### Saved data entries
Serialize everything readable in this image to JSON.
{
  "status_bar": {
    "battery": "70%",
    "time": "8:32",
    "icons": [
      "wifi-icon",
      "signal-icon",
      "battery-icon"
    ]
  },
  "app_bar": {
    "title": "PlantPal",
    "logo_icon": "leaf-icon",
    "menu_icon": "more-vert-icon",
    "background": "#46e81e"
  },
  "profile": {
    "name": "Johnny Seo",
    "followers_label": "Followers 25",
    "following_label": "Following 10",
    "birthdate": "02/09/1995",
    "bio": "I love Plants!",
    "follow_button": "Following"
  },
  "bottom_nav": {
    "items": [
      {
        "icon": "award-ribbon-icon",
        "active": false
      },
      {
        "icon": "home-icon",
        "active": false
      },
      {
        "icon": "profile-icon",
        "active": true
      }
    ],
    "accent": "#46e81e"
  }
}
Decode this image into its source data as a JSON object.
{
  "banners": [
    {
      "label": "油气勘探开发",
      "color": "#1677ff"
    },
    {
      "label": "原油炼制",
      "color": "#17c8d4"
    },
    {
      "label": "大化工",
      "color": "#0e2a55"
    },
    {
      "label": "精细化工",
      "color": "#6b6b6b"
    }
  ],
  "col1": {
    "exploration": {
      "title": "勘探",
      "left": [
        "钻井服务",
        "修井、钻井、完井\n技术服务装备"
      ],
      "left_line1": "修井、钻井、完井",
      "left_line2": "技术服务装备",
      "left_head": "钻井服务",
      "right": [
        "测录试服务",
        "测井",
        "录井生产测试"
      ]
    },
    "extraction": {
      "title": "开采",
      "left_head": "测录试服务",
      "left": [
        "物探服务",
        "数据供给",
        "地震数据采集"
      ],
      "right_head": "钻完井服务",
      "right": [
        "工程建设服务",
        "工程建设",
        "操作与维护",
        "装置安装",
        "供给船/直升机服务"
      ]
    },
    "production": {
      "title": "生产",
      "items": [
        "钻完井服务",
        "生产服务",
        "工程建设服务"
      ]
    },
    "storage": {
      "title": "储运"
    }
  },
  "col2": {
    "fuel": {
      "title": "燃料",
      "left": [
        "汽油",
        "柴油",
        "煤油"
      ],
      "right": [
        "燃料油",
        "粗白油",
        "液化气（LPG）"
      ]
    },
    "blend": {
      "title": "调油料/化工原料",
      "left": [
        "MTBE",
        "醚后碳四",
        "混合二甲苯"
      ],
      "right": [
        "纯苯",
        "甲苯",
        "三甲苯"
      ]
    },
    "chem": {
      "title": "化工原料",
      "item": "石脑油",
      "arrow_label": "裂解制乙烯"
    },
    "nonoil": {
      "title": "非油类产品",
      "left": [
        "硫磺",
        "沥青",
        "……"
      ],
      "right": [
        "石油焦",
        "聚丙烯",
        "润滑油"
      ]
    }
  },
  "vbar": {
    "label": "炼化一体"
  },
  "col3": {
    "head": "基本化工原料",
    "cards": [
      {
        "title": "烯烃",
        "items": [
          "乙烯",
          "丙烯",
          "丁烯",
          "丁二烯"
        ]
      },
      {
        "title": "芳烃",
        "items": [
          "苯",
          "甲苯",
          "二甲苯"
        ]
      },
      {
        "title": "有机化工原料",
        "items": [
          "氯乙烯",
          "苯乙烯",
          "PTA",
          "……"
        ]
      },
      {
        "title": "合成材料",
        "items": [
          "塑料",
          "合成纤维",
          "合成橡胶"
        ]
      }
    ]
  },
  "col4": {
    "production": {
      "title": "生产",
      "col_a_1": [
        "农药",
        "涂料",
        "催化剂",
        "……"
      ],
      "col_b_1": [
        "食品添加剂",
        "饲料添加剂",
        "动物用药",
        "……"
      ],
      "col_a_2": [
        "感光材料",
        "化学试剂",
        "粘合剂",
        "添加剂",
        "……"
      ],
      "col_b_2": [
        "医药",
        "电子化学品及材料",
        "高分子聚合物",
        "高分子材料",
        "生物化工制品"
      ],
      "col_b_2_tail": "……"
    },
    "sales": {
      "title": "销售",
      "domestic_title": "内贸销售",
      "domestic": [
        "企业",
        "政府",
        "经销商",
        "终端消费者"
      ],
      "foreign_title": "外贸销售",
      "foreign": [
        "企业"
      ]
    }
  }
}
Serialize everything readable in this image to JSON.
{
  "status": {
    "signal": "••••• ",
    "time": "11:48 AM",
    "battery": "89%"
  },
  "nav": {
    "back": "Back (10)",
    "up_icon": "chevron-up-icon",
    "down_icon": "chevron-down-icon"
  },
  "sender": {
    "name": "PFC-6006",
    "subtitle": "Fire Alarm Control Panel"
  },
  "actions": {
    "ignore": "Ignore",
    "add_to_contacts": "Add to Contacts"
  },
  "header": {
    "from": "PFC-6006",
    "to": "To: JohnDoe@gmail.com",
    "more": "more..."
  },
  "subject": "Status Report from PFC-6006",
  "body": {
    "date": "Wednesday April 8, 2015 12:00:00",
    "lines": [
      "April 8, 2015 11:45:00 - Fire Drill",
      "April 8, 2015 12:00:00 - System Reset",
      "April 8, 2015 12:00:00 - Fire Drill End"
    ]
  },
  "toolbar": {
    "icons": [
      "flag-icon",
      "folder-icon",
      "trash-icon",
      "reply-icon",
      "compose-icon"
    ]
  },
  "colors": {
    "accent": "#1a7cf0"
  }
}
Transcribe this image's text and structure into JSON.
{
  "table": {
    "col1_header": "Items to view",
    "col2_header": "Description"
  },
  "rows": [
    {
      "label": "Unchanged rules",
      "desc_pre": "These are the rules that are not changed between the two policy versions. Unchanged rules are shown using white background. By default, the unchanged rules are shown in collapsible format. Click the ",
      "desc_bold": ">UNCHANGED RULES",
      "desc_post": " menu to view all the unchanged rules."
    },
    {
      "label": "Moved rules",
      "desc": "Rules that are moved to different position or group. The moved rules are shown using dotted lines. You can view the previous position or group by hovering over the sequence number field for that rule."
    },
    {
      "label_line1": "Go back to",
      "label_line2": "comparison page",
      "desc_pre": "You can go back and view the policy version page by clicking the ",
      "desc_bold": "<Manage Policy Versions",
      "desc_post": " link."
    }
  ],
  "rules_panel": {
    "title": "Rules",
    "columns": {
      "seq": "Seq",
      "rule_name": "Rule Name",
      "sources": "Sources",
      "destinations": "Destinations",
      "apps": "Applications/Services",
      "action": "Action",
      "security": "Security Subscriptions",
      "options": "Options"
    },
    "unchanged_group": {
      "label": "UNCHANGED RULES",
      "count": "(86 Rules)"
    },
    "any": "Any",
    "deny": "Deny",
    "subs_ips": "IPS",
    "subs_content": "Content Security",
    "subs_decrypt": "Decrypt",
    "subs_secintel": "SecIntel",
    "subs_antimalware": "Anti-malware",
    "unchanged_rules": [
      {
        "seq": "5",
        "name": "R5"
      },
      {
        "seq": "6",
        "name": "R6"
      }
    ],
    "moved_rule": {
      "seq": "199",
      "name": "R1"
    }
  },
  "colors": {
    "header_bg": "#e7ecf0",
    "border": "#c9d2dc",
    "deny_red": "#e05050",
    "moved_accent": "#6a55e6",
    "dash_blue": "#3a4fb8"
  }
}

### Given instruction
Your task is to return the full listing exactly as it was given.

### Written answer
Serialize everything readable in this image to JSON.
{
  "status_bar": {
    "battery": "70%",
    "time": "8:32",
    "icons": [
      "wifi-icon",
      "signal-icon",
      "battery-icon"
    ]
  },
  "app_bar": {
    "title": "PlantPal",
    "logo_icon": "leaf-icon",
    "menu_icon": "more-vert-icon",
    "background": "#46e81e"
  },
  "profile": {
    "name": "Johnny Seo",
    "followers_label": "Followers 25",
    "following_label": "Following 10",
    "birthdate": "02/09/1995",
    "bio": "I love Plants!",
    "follow_button": "Following"
  },
  "bottom_nav": {
    "items": [
      {
        "icon": "award-ribbon-icon",
        "active": false
      },
      {
        "icon": "home-icon",
        "active": false
      },
      {
        "icon": "profile-icon",
        "active": true
      }
    ],
    "accent": "#46e81e"
  }
}
Decode this image into its source data as a JSON object.
{
  "banners": [
    {
      "label": "油气勘探开发",
      "color": "#1677ff"
    },
    {
      "label": "原油炼制",
      "color": "#17c8d4"
    },
    {
      "label": "大化工",
      "color": "#0e2a55"
    },
    {
      "label": "精细化工",
      "color": "#6b6b6b"
    }
  ],
  "col1": {
    "exploration": {
      "title": "勘探",
      "left": [
        "钻井服务",
        "修井、钻井、完井\n技术服务装备"
      ],
      "left_line1": "修井、钻井、完井",
      "left_line2": "技术服务装备",
      "left_head": "钻井服务",
      "right": [
        "测录试服务",
        "测井",
        "录井生产测试"
      ]
    },
    "extraction": {
      "title": "开采",
      "left_head": "测录试服务",
      "left": [
        "物探服务",
        "数据供给",
        "地震数据采集"
      ],
      "right_head": "钻完井服务",
      "right": [
        "工程建设服务",
        "工程建设",
        "操作与维护",
        "装置安装",
        "供给船/直升机服务"
      ]
    },
    "production": {
      "title": "生产",
      "items": [
        "钻完井服务",
        "生产服务",
        "工程建设服务"
      ]
    },
    "storage": {
      "title": "储运"
    }
  },
  "col2": {
    "fuel": {
      "title": "燃料",
      "left": [
        "汽油",
        "柴油",
        "煤油"
      ],
      "right": [
        "燃料油",
        "粗白油",
        "液化气（LPG）"
      ]
    },
    "blend": {
      "title": "调油料/化工原料",
      "left": [
        "MTBE",
        "醚后碳四",
        "混合二甲苯"
      ],
      "right": [
        "纯苯",
        "甲苯",
        "三甲苯"
      ]
    },
    "chem": {
      "title": "化工原料",
      "item": "石脑油",
      "arrow_label": "裂解制乙烯"
    },
    "nonoil": {
      "title": "非油类产品",
      "left": [
        "硫磺",
        "沥青",
        "……"
      ],
      "right": [
        "石油焦",
        "聚丙烯",
        "润滑油"
      ]
    }
  },
  "vbar": {
    "label": "炼化一体"
  },
  "col3": {
    "head": "基本化工原料",
    "cards": [
      {
        "title": "烯烃",
        "items": [
          "乙烯",
          "丙烯",
          "丁烯",
          "丁二烯"
        ]
      },
      {
        "title": "芳烃",
        "items": [
          "苯",
          "甲苯",
          "二甲苯"
        ]
      },
      {
        "title": "有机化工原料",
        "items": [
          "氯乙烯",
          "苯乙烯",
          "PTA",
          "……"
        ]
      },
      {
        "title": "合成材料",
        "items": [
          "塑料",
          "合成纤维",
          "合成橡胶"
        ]
      }
    ]
  },
  "col4": {
    "production": {
      "title": "生产",
      "col_a_1": [
        "农药",
        "涂料",
        "催化剂",
        "……"
      ],
      "col_b_1": [
        "食品添加剂",
        "饲料添加剂",
        "动物用药",
        "……"
      ],
      "col_a_2": [
        "感光材料",
        "化学试剂",
        "粘合剂",
        "添加剂",
        "……"
      ],
      "col_b_2": [
        "医药",
        "电子化学品及材料",
        "高分子聚合物",
        "高分子材料",
        "生物化工制品"
      ],
      "col_b_2_tail": "……"
    },
    "sales": {
      "title": "销售",
      "domestic_title": "内贸销售",
      "domestic": [
        "企业",
        "政府",
        "经销商",
        "终端消费者"
      ],
      "foreign_title": "外贸销售",
      "foreign": [
        "企业"
      ]
    }
  }
}
Serialize everything readable in this image to JSON.
{
  "status": {
    "signal": "••••• ",
    "time": "11:48 AM",
    "battery": "89%"
  },
  "nav": {
    "back": "Back (10)",
    "up_icon": "chevron-up-icon",
    "down_icon": "chevron-down-icon"
  },
  "sender": {
    "name": "PFC-6006",
    "subtitle": "Fire Alarm Control Panel"
  },
  "actions": {
    "ignore": "Ignore",
    "add_to_contacts": "Add to Contacts"
  },
  "header": {
    "from": "PFC-6006",
    "to": "To: JohnDoe@gmail.com",
    "more": "more..."
  },
  "subject": "Status Report from PFC-6006",
  "body": {
    "date": "Wednesday April 8, 2015 12:00:00",
    "lines": [
      "April 8, 2015 11:45:00 - Fire Drill",
      "April 8, 2015 12:00:00 - System Reset",
      "April 8, 2015 12:00:00 - Fire Drill End"
    ]
  },
  "toolbar": {
    "icons": [
      "flag-icon",
      "folder-icon",
      "trash-icon",
      "reply-icon",
      "compose-icon"
    ]
  },
  "colors": {
    "accent": "#1a7cf0"
  }
}
Transcribe this image's text and structure into JSON.
{
  "table": {
    "col1_header": "Items to view",
    "col2_header": "Description"
  },
  "rows": [
    {
      "label": "Unchanged rules",
      "desc_pre": "These are the rules that are not changed between the two policy versions. Unchanged rules are shown using white background. By default, the unchanged rules are shown in collapsible format. Click the ",
      "desc_bold": ">UNCHANGED RULES",
      "desc_post": " menu to view all the unchanged rules."
    },
    {
      "label": "Moved rules",
      "desc": "Rules that are moved to different position or group. The moved rules are shown using dotted lines. You can view the previous position or group by hovering over the sequence number field for that rule."
    },
    {
      "label_line1": "Go back to",
      "label_line2": "comparison page",
      "desc_pre": "You can go back and view the policy version page by clicking the ",
      "desc_bold": "<Manage Policy Versions",
      "desc_post": " link."
    }
  ],
  "rules_panel": {
    "title": "Rules",
    "columns": {
      "seq": "Seq",
      "rule_name": "Rule Name",
      "sources": "Sources",
      "destinations": "Destinations",
      "apps": "Applications/Services",
      "action": "Action",
      "security": "Security Subscriptions",
      "options": "Options"
    },
    "unchanged_group": {
      "label": "UNCHANGED RULES",
      "count": "(86 Rules)"
    },
    "any": "Any",
    "deny": "Deny",
    "subs_ips": "IPS",
    "subs_content": "Content Security",
    "subs_decrypt": "Decrypt",
    "subs_secintel": "SecIntel",
    "subs_antimalware": "Anti-malware",
    "unchanged_rules": [
      {
        "seq": "5",
        "name": "R5"
      },
      {
        "seq": "6",
        "name": "R6"
      }
    ],
    "moved_rule": {
      "seq": "199",
      "name": "R1"
    }
  },
  "colors": {
    "header_bg": "#e7ecf0",
    "border": "#c9d2dc",
    "deny_red": "#e05050",
    "moved_accent": "#6a55e6",
    "dash_blue": "#3a4fb8"
  }
}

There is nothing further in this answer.